Exercise objective
Of all the lines in the material, how many include the word "name"? Give only the number.

Chart and figure data:
/---
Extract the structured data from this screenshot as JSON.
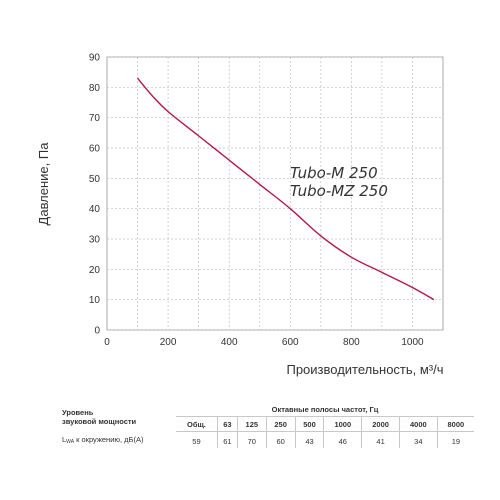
{
  "chart_data": {
    "type": "line",
    "xlabel": "Производительность, м³/ч",
    "ylabel": "Давление, Па",
    "xlim": [
      0,
      1100
    ],
    "ylim": [
      0,
      90
    ],
    "xticks": [
      0,
      200,
      400,
      600,
      800,
      1000
    ],
    "yticks": [
      0,
      10,
      20,
      30,
      40,
      50,
      60,
      70,
      80,
      90
    ],
    "grid": true,
    "line_color": "#b5154b",
    "series": [
      {
        "name": "",
        "x": [
          100,
          150,
          200,
          300,
          400,
          500,
          600,
          700,
          800,
          900,
          1000,
          1070
        ],
        "y": [
          83,
          77,
          72,
          64,
          56,
          48,
          40,
          31,
          24,
          19,
          14,
          10
        ]
      }
    ],
    "annotations": [
      "Tubo-M 250",
      "Tubo-MZ 250"
    ]
  },
  "sound_table": {
    "label_title": "Уровень\nзвуковой мощности",
    "bands_title": "Октавные полосы частот, Гц",
    "headers": [
      "Общ.",
      "63",
      "125",
      "250",
      "500",
      "1000",
      "2000",
      "4000",
      "8000"
    ],
    "row_label_main": "L",
    "row_label_sub": "WA",
    "row_label_rest": " к окружению, дБ(А)",
    "values": [
      "59",
      "61",
      "70",
      "60",
      "43",
      "46",
      "41",
      "34",
      "19"
    ]
  }
}
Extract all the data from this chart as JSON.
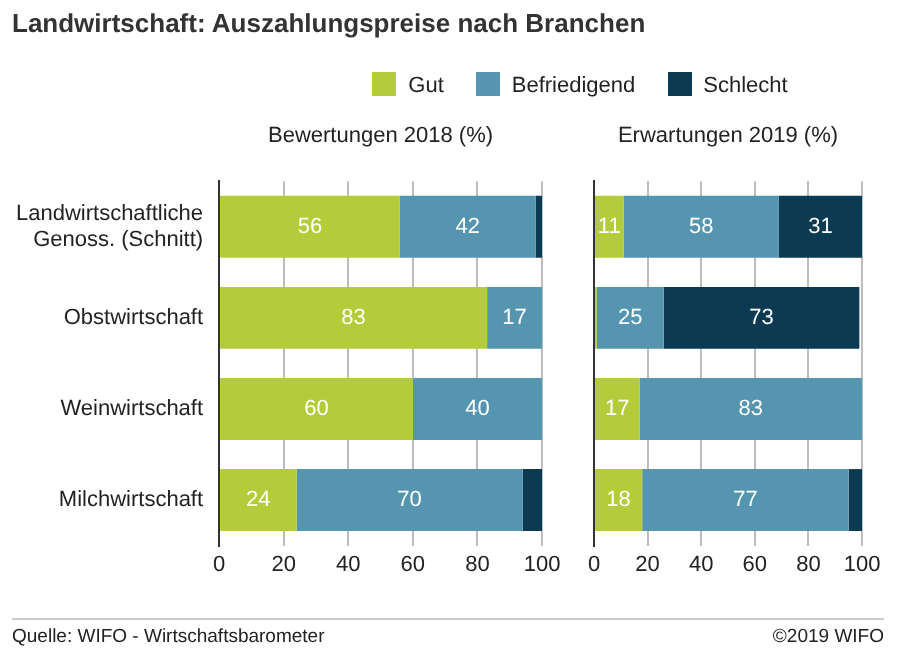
{
  "chart_data": [
    {
      "type": "bar",
      "orientation": "horizontal",
      "stacked": true,
      "title": "Landwirtschaft: Auszahlungspreise nach Branchen",
      "subtitle": "Bewertungen 2018 (%)",
      "legend": "top",
      "grid": "x",
      "categories": [
        "Landwirtschaftliche Genoss. (Schnitt)",
        "Obstwirtschaft",
        "Weinwirtschaft",
        "Milchwirtschaft"
      ],
      "xlim": [
        0,
        100
      ],
      "xticks": [
        0,
        20,
        40,
        60,
        80,
        100
      ],
      "series": [
        {
          "name": "Gut",
          "color": "#b5cc3a",
          "values": [
            56,
            83,
            60,
            24
          ],
          "value_labels": [
            "56",
            "83",
            "60",
            "24"
          ]
        },
        {
          "name": "Befriedigend",
          "color": "#5595b0",
          "values": [
            42,
            17,
            40,
            70
          ],
          "value_labels": [
            "42",
            "17",
            "40",
            "70"
          ]
        },
        {
          "name": "Schlecht",
          "color": "#0b3a52",
          "values": [
            2,
            0,
            0,
            6
          ],
          "value_labels": [
            null,
            null,
            null,
            null
          ]
        }
      ],
      "annotations": [
        "Quelle: WIFO - Wirtschaftsbarometer",
        "©2019 WIFO"
      ]
    },
    {
      "type": "bar",
      "orientation": "horizontal",
      "stacked": true,
      "subtitle": "Erwartungen 2019 (%)",
      "grid": "x",
      "tick_labels": "x",
      "categories": [
        null,
        null,
        null,
        null
      ],
      "xlim": [
        0,
        100
      ],
      "xticks": [
        0,
        20,
        40,
        60,
        80,
        100
      ],
      "series": [
        {
          "color": "#b5cc3a",
          "values": [
            11,
            1,
            17,
            18
          ],
          "value_labels": [
            "11",
            null,
            "17",
            "18"
          ]
        },
        {
          "color": "#5595b0",
          "values": [
            58,
            25,
            83,
            77
          ],
          "value_labels": [
            "58",
            "25",
            "83",
            "77"
          ]
        },
        {
          "color": "#0b3a52",
          "values": [
            31,
            73,
            0,
            5
          ],
          "value_labels": [
            "31",
            "73",
            null,
            null
          ]
        }
      ]
    }
  ]
}
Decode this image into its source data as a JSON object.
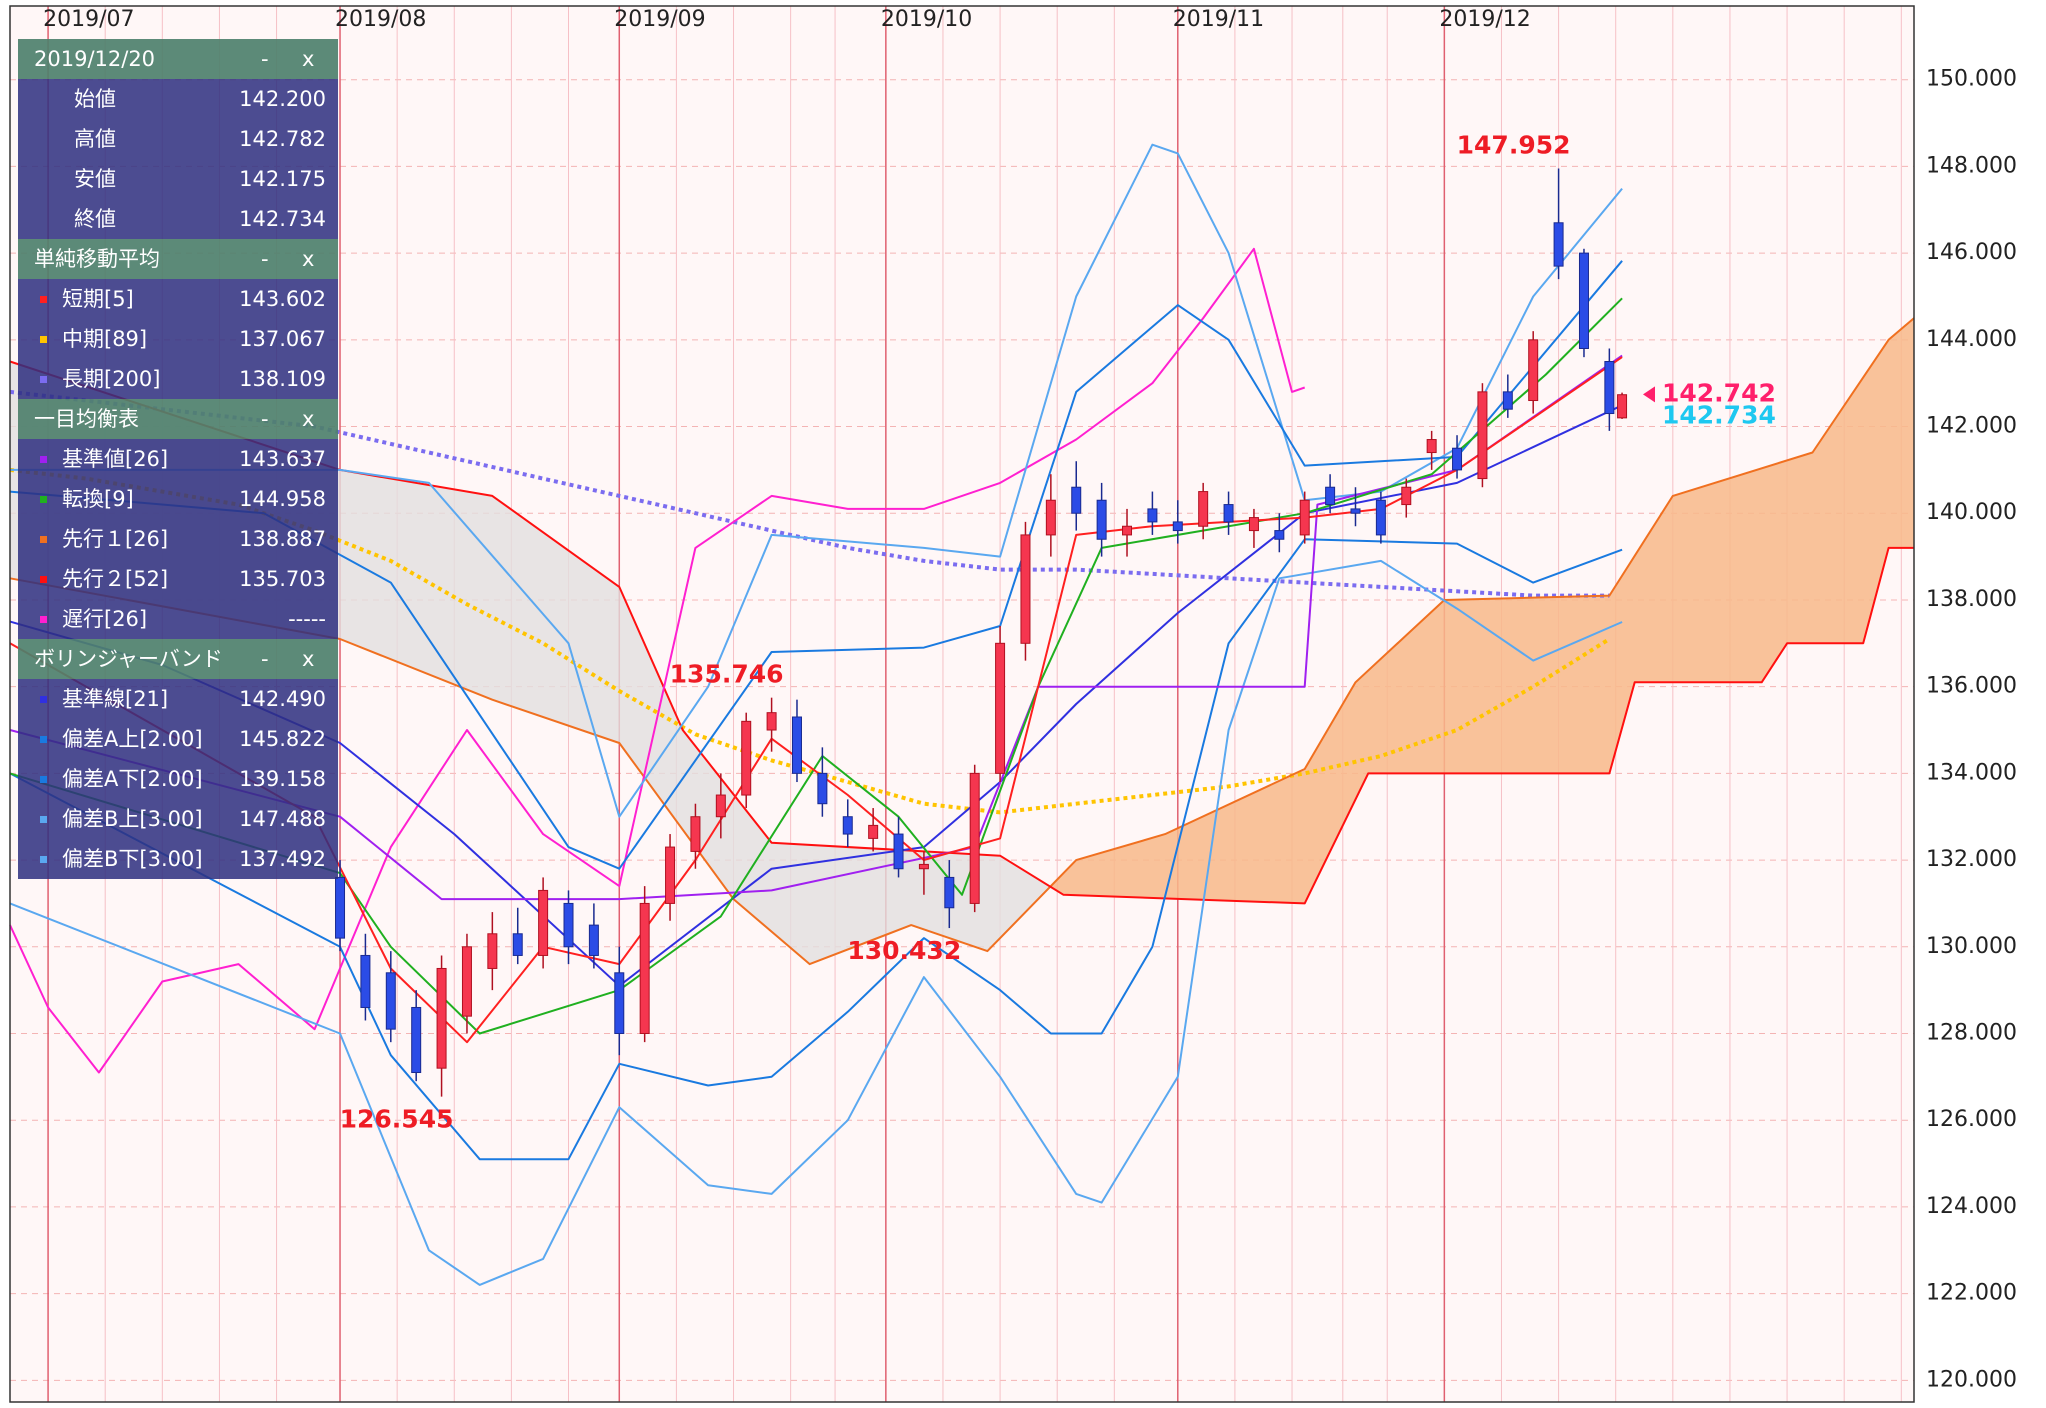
{
  "chart_data": {
    "type": "candlestick",
    "xlim": [
      0,
      150
    ],
    "ylim": [
      119.5,
      151.7
    ],
    "xticks": [
      {
        "value": 3,
        "label": "2019/07"
      },
      {
        "value": 26,
        "label": "2019/08"
      },
      {
        "value": 48,
        "label": "2019/09"
      },
      {
        "value": 69,
        "label": "2019/10"
      },
      {
        "value": 92,
        "label": "2019/11"
      },
      {
        "value": 113,
        "label": "2019/12"
      }
    ],
    "xminorticks": [
      7.5,
      12,
      16.5,
      21,
      30.5,
      35,
      39.5,
      44,
      52.5,
      57,
      61.5,
      65,
      73.5,
      78,
      82.5,
      87,
      96.5,
      101,
      105,
      108.5,
      117.5,
      122,
      126.5,
      131,
      135.5,
      140,
      144.5,
      149
    ],
    "yticks": [
      {
        "value": 120,
        "label": "120.000"
      },
      {
        "value": 122,
        "label": "122.000"
      },
      {
        "value": 124,
        "label": "124.000"
      },
      {
        "value": 126,
        "label": "126.000"
      },
      {
        "value": 128,
        "label": "128.000"
      },
      {
        "value": 130,
        "label": "130.000"
      },
      {
        "value": 132,
        "label": "132.000"
      },
      {
        "value": 134,
        "label": "134.000"
      },
      {
        "value": 136,
        "label": "136.000"
      },
      {
        "value": 138,
        "label": "138.000"
      },
      {
        "value": 140,
        "label": "140.000"
      },
      {
        "value": 142,
        "label": "142.000"
      },
      {
        "value": 144,
        "label": "144.000"
      },
      {
        "value": 146,
        "label": "146.000"
      },
      {
        "value": 148,
        "label": "148.000"
      },
      {
        "value": 150,
        "label": "150.000"
      }
    ],
    "grid": true,
    "up_color": "#f5364f",
    "down_color": "#2b4ce6",
    "x": [
      26,
      28,
      30,
      32,
      34,
      36,
      38,
      40,
      42,
      44,
      46,
      48,
      50,
      52,
      54,
      56,
      58,
      60,
      62,
      64,
      66,
      68,
      70,
      72,
      74,
      76,
      78,
      80,
      82,
      84,
      86,
      88,
      90,
      92,
      94,
      96,
      98,
      100,
      102,
      104,
      106,
      108,
      110,
      112,
      114,
      116,
      118,
      120,
      122,
      124,
      126,
      127
    ],
    "open": [
      131.6,
      129.8,
      129.4,
      128.6,
      127.2,
      128.4,
      129.5,
      130.3,
      129.8,
      131.0,
      130.5,
      129.4,
      128.0,
      131.0,
      132.2,
      133.0,
      133.5,
      135.0,
      135.3,
      134.0,
      133.0,
      132.5,
      132.6,
      131.8,
      131.6,
      131.0,
      134.0,
      137.0,
      139.5,
      140.6,
      140.3,
      139.5,
      140.1,
      139.8,
      139.7,
      140.2,
      139.6,
      139.6,
      139.5,
      140.6,
      140.1,
      140.3,
      140.2,
      141.4,
      141.5,
      140.8,
      142.8,
      142.6,
      146.7,
      146.0,
      143.5,
      142.2
    ],
    "high": [
      132.0,
      130.3,
      129.9,
      129.0,
      129.8,
      130.3,
      130.8,
      130.9,
      131.6,
      131.3,
      131.0,
      130.0,
      131.4,
      132.6,
      133.3,
      134.0,
      135.4,
      135.746,
      135.7,
      134.6,
      133.4,
      133.2,
      133.0,
      132.2,
      132.0,
      134.2,
      137.4,
      139.8,
      140.9,
      141.2,
      140.7,
      140.1,
      140.5,
      140.3,
      140.7,
      140.5,
      140.1,
      140.0,
      140.5,
      140.9,
      140.6,
      140.5,
      140.8,
      141.9,
      141.8,
      143.0,
      143.2,
      144.2,
      147.952,
      146.1,
      143.8,
      142.782
    ],
    "low": [
      129.9,
      128.3,
      127.8,
      126.9,
      126.545,
      128.0,
      129.0,
      129.6,
      129.5,
      129.6,
      129.5,
      127.5,
      127.8,
      130.6,
      131.8,
      132.5,
      133.2,
      134.5,
      133.8,
      133.0,
      132.3,
      132.2,
      131.6,
      131.2,
      130.432,
      130.8,
      133.8,
      136.6,
      139.0,
      139.6,
      139.0,
      139.0,
      139.5,
      139.3,
      139.4,
      139.5,
      139.2,
      139.1,
      139.3,
      140.0,
      139.7,
      139.3,
      139.9,
      141.0,
      140.8,
      140.6,
      142.2,
      142.3,
      145.4,
      143.6,
      141.9,
      142.175
    ],
    "close": [
      130.2,
      128.6,
      128.1,
      127.1,
      129.5,
      130.0,
      130.3,
      129.8,
      131.3,
      130.0,
      129.8,
      128.0,
      131.0,
      132.3,
      133.0,
      133.5,
      135.2,
      135.4,
      134.0,
      133.3,
      132.6,
      132.8,
      131.8,
      131.9,
      130.9,
      134.0,
      137.0,
      139.5,
      140.3,
      140.0,
      139.4,
      139.7,
      139.8,
      139.6,
      140.5,
      139.8,
      139.9,
      139.4,
      140.3,
      140.2,
      140.0,
      139.5,
      140.6,
      141.7,
      141.0,
      142.8,
      142.4,
      144.0,
      145.7,
      143.8,
      142.3,
      142.734
    ],
    "series": [
      {
        "color": "#7b6cf0",
        "dash": "dotted",
        "x": [
          0,
          6,
          12,
          18,
          24,
          30,
          36,
          42,
          48,
          54,
          60,
          66,
          72,
          78,
          84,
          90,
          96,
          102,
          108,
          114,
          120,
          126
        ],
        "values": [
          142.8,
          142.6,
          142.4,
          142.2,
          142.0,
          141.6,
          141.2,
          140.8,
          140.4,
          140.0,
          139.6,
          139.2,
          138.9,
          138.7,
          138.7,
          138.6,
          138.5,
          138.4,
          138.3,
          138.2,
          138.1,
          138.1
        ]
      },
      {
        "color": "#ffc400",
        "dash": "dotted",
        "x": [
          0,
          6,
          12,
          18,
          24,
          30,
          36,
          42,
          48,
          54,
          60,
          66,
          72,
          78,
          84,
          90,
          96,
          102,
          108,
          114,
          120,
          126
        ],
        "values": [
          141.0,
          140.8,
          140.5,
          140.2,
          139.6,
          138.9,
          137.9,
          137.0,
          135.9,
          134.9,
          134.3,
          133.8,
          133.3,
          133.1,
          133.3,
          133.5,
          133.7,
          134.0,
          134.4,
          135.0,
          136.0,
          137.1
        ]
      },
      {
        "color": "#f07020",
        "cloud": "a",
        "x": [
          0,
          26,
          38,
          48,
          57,
          63,
          71,
          77,
          84,
          91,
          102,
          106,
          113,
          126,
          131,
          142,
          148,
          150
        ],
        "values": [
          138.5,
          137.1,
          135.7,
          134.7,
          131.1,
          129.6,
          130.5,
          129.9,
          132.0,
          132.6,
          134.1,
          136.1,
          138.0,
          138.1,
          140.4,
          141.4,
          144.0,
          144.5
        ]
      },
      {
        "color": "#ff1010",
        "cloud": "b",
        "x": [
          0,
          26,
          38,
          48,
          53,
          60,
          78,
          83,
          102,
          107,
          126,
          128,
          138,
          140,
          146,
          148,
          150
        ],
        "values": [
          143.5,
          141.0,
          140.4,
          138.3,
          135.0,
          132.4,
          132.1,
          131.2,
          131.0,
          134.0,
          134.0,
          136.1,
          136.1,
          137.0,
          137.0,
          139.2,
          139.2
        ]
      },
      {
        "color": "#ff20d0",
        "x": [
          0,
          3,
          7,
          12,
          18,
          24,
          30,
          36,
          42,
          48,
          54,
          60,
          66,
          72,
          78,
          84,
          90,
          94,
          98,
          101,
          102
        ],
        "values": [
          130.5,
          128.6,
          127.1,
          129.2,
          129.6,
          128.1,
          132.3,
          135.0,
          132.6,
          131.4,
          139.2,
          140.4,
          140.1,
          140.1,
          140.7,
          141.7,
          143.0,
          144.5,
          146.1,
          142.8,
          142.9
        ]
      },
      {
        "color": "#5aa8f0",
        "x": [
          0,
          26,
          33,
          44,
          48,
          55,
          60,
          72,
          78,
          84,
          90,
          92,
          96,
          102,
          108,
          114,
          120,
          127
        ],
        "values": [
          141.0,
          141.0,
          140.7,
          137.0,
          133.0,
          136.0,
          139.5,
          139.2,
          139.0,
          145.0,
          148.5,
          148.3,
          146.0,
          140.3,
          140.5,
          141.5,
          145.0,
          147.488
        ]
      },
      {
        "color": "#5aa8f0",
        "x": [
          0,
          26,
          33,
          37,
          42,
          48,
          55,
          60,
          66,
          72,
          78,
          84,
          86,
          92,
          96,
          100,
          108,
          114,
          120,
          127
        ],
        "values": [
          131.0,
          128.0,
          123.0,
          122.2,
          122.8,
          126.3,
          124.5,
          124.3,
          126.0,
          129.3,
          127.0,
          124.3,
          124.1,
          127.0,
          135.0,
          138.5,
          138.9,
          137.8,
          136.6,
          137.492
        ]
      },
      {
        "color": "#1a7ae0",
        "x": [
          0,
          20,
          30,
          44,
          48,
          60,
          72,
          78,
          84,
          92,
          96,
          102,
          114,
          127
        ],
        "values": [
          140.5,
          140.0,
          138.4,
          132.3,
          131.8,
          136.8,
          136.9,
          137.4,
          142.8,
          144.8,
          144.0,
          141.1,
          141.3,
          145.822
        ]
      },
      {
        "color": "#1a7ae0",
        "x": [
          0,
          26,
          30,
          37,
          44,
          48,
          55,
          60,
          66,
          72,
          78,
          82,
          86,
          90,
          96,
          102,
          114,
          120,
          127
        ],
        "values": [
          134.0,
          130.0,
          127.5,
          125.1,
          125.1,
          127.3,
          126.8,
          127.0,
          128.5,
          130.2,
          129.0,
          128.0,
          128.0,
          130.0,
          137.0,
          139.4,
          139.3,
          138.4,
          139.158
        ]
      },
      {
        "color": "#3030e0",
        "x": [
          0,
          12,
          26,
          35,
          48,
          60,
          72,
          78,
          84,
          92,
          102,
          114,
          127
        ],
        "values": [
          137.5,
          136.5,
          134.7,
          132.6,
          129.1,
          131.8,
          132.3,
          133.8,
          135.6,
          137.7,
          140.0,
          140.7,
          142.49
        ]
      },
      {
        "color": "#a020f0",
        "x": [
          0,
          26,
          34,
          48,
          60,
          76,
          81,
          102,
          103,
          114,
          127
        ],
        "values": [
          135.0,
          133.0,
          131.1,
          131.1,
          131.3,
          132.3,
          136.0,
          136.0,
          140.2,
          141.0,
          143.637
        ]
      },
      {
        "color": "#20b020",
        "x": [
          0,
          26,
          30,
          37,
          48,
          56,
          64,
          70,
          75,
          81,
          86,
          102,
          112,
          121,
          127
        ],
        "values": [
          134.0,
          131.7,
          130.0,
          128.0,
          129.0,
          130.7,
          134.4,
          133.0,
          131.2,
          136.0,
          139.2,
          140.0,
          140.9,
          143.2,
          144.958
        ]
      },
      {
        "color": "#ff2020",
        "x": [
          0,
          6,
          12,
          18,
          24,
          30,
          36,
          42,
          48,
          54,
          60,
          66,
          72,
          78,
          84,
          90,
          96,
          102,
          108,
          114,
          120,
          127
        ],
        "values": [
          137.0,
          136.0,
          135.0,
          134.0,
          133.0,
          129.5,
          127.8,
          130.0,
          129.6,
          132.0,
          134.8,
          133.5,
          132.0,
          132.5,
          139.5,
          139.7,
          139.8,
          139.9,
          140.1,
          141.0,
          142.2,
          143.602
        ]
      }
    ],
    "annotations": [
      {
        "x": 122,
        "value": 147.952,
        "position": "above"
      },
      {
        "x": 60,
        "value": 135.746,
        "position": "above"
      },
      {
        "x": 74,
        "value": 130.432,
        "position": "below"
      },
      {
        "x": 34,
        "value": 126.545,
        "position": "below"
      }
    ],
    "price_markers": [
      {
        "value": 142.742,
        "color": "#ff1f6b"
      },
      {
        "value": 142.734,
        "color": "#1ec8f0"
      }
    ]
  },
  "panel": {
    "controls": [
      "-",
      "x"
    ],
    "sections": [
      {
        "title": "2019/12/20",
        "rows": [
          {
            "label": "始値",
            "value": "142.200"
          },
          {
            "label": "高値",
            "value": "142.782"
          },
          {
            "label": "安値",
            "value": "142.175"
          },
          {
            "label": "終値",
            "value": "142.734"
          }
        ]
      },
      {
        "title": "単純移動平均",
        "rows": [
          {
            "label": "短期[5]",
            "value": "143.602",
            "color": "#ff2020"
          },
          {
            "label": "中期[89]",
            "value": "137.067",
            "color": "#ffc400"
          },
          {
            "label": "長期[200]",
            "value": "138.109",
            "color": "#7b6cf0"
          }
        ]
      },
      {
        "title": "一目均衡表",
        "rows": [
          {
            "label": "基準値[26]",
            "value": "143.637",
            "color": "#a020f0"
          },
          {
            "label": "転換[9]",
            "value": "144.958",
            "color": "#20b020"
          },
          {
            "label": "先行１[26]",
            "value": "138.887",
            "color": "#f07020"
          },
          {
            "label": "先行２[52]",
            "value": "135.703",
            "color": "#ff1010"
          },
          {
            "label": "遅行[26]",
            "value": "-----",
            "color": "#ff20d0"
          }
        ]
      },
      {
        "title": "ボリンジャーバンド",
        "rows": [
          {
            "label": "基準線[21]",
            "value": "142.490",
            "color": "#3030e0"
          },
          {
            "label": "偏差A上[2.00]",
            "value": "145.822",
            "color": "#1a7ae0"
          },
          {
            "label": "偏差A下[2.00]",
            "value": "139.158",
            "color": "#1a7ae0"
          },
          {
            "label": "偏差B上[3.00]",
            "value": "147.488",
            "color": "#5aa8f0"
          },
          {
            "label": "偏差B下[3.00]",
            "value": "137.492",
            "color": "#5aa8f0"
          }
        ]
      }
    ]
  }
}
\---
In response
4